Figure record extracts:
-- start --

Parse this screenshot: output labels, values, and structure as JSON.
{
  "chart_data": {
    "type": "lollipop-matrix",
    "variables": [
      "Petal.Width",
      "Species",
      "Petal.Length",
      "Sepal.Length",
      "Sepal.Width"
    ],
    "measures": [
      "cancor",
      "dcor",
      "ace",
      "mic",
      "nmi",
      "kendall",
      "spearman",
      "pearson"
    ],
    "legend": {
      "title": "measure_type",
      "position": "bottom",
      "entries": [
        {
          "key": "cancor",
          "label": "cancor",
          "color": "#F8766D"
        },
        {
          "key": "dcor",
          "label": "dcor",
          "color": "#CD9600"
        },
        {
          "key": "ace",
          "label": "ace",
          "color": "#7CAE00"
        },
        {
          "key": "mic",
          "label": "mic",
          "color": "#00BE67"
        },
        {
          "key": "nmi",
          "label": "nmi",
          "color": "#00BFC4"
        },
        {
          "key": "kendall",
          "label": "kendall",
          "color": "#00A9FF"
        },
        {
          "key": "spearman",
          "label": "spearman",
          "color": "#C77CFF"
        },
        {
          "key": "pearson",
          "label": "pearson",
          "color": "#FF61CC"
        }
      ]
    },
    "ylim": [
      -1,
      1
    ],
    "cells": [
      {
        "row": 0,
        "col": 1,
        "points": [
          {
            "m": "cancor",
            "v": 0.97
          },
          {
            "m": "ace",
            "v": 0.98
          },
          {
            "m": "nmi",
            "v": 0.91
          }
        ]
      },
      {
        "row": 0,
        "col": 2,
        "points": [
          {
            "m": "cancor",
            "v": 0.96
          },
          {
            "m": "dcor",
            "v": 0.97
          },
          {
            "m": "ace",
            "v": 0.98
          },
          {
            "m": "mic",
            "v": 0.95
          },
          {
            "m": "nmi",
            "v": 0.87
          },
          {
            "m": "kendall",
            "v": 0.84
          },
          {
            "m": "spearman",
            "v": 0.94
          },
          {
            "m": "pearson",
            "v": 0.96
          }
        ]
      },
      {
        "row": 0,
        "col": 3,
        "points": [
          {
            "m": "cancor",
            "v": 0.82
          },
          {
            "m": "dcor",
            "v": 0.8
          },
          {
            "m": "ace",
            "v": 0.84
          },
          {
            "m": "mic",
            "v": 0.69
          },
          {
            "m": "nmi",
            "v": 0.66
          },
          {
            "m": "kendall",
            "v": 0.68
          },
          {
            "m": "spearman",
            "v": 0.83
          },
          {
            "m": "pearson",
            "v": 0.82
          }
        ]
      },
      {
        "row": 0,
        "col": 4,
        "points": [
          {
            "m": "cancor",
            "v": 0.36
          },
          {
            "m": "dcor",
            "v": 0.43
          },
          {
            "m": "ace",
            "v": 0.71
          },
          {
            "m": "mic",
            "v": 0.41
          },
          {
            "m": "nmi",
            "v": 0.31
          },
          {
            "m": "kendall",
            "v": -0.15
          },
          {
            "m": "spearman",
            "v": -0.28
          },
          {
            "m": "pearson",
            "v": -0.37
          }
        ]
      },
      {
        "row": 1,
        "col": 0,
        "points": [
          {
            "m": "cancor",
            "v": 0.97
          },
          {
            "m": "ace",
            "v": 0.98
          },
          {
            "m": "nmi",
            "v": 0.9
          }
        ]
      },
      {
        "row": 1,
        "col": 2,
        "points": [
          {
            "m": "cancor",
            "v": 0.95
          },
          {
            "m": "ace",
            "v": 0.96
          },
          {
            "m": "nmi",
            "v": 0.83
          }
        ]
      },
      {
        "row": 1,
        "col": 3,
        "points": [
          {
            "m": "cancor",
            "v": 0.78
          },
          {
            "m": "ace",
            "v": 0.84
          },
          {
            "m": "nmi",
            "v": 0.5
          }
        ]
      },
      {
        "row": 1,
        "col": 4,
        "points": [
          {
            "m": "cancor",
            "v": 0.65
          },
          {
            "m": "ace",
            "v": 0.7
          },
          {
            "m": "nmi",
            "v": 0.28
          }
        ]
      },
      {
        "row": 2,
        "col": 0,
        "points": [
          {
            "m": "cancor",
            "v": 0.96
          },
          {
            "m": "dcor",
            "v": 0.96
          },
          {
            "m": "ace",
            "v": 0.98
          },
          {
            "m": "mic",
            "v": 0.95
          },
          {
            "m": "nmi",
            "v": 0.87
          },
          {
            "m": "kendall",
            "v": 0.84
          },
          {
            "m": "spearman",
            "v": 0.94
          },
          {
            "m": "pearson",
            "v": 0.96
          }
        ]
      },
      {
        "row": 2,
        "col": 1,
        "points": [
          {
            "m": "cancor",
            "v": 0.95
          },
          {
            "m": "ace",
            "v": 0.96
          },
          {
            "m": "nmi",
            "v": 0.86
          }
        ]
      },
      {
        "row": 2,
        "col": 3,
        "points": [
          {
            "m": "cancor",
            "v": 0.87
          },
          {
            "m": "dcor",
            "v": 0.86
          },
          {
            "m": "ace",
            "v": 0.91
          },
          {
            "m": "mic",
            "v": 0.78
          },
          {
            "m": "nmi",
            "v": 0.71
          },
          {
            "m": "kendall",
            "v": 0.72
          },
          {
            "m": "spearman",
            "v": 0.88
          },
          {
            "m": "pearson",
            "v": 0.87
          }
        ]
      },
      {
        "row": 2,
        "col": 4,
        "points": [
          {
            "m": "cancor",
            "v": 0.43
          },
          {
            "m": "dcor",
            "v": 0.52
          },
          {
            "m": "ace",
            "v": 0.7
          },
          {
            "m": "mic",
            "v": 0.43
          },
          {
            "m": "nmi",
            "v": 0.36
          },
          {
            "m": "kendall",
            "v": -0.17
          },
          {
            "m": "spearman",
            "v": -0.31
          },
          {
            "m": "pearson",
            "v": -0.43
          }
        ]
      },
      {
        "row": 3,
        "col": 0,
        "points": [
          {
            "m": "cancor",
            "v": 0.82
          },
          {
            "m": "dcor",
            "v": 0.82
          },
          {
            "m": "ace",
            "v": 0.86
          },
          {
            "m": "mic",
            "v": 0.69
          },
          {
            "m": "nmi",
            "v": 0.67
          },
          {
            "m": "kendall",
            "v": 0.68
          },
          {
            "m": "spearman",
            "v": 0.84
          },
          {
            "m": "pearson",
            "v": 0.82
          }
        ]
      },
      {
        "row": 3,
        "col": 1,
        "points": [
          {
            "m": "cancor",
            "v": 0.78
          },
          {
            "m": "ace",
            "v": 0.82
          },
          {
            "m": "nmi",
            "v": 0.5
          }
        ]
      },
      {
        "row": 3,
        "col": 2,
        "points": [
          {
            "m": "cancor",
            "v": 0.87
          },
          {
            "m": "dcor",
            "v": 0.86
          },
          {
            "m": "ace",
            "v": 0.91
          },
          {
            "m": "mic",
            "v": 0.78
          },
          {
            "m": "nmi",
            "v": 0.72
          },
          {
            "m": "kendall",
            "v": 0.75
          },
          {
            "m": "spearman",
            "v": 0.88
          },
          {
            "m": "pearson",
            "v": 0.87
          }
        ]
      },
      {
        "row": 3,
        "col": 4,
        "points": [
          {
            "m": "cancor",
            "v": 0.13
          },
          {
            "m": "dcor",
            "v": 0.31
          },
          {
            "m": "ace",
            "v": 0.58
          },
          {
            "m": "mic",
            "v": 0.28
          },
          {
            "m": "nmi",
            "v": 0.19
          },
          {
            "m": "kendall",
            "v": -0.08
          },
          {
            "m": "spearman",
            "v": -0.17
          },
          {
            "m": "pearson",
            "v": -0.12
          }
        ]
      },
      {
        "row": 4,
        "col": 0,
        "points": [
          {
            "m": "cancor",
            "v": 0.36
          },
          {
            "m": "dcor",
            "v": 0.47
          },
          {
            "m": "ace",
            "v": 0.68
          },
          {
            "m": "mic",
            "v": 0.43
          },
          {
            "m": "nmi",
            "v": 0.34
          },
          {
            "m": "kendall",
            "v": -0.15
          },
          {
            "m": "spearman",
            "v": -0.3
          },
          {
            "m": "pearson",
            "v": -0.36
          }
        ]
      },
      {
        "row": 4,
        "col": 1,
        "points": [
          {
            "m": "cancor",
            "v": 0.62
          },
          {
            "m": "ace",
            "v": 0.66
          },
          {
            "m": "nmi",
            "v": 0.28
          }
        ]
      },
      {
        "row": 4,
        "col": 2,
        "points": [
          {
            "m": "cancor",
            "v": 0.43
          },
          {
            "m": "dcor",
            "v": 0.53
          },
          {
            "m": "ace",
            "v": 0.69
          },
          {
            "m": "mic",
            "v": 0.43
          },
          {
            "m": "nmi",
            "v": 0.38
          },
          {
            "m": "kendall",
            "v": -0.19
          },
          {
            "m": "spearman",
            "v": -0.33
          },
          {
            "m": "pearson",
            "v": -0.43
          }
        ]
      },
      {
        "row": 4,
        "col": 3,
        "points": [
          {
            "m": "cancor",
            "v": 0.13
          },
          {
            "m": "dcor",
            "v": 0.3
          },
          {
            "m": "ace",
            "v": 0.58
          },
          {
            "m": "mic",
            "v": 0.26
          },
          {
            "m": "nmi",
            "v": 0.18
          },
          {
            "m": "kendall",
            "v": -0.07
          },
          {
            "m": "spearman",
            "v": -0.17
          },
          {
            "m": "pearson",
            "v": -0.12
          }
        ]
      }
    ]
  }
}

-- end --

**REQUEST**. Wherever the string "color" appears in the entries above, list that line.

**RESULT OF THIS EXERCISE**.
          "color": "#F8766D"
          "color": "#CD9600"
          "color": "#7CAE00"
          "color": "#00BE67"
          "color": "#00BFC4"
          "color": "#00A9FF"
          "color": "#C77CFF"
          "color": "#FF61CC"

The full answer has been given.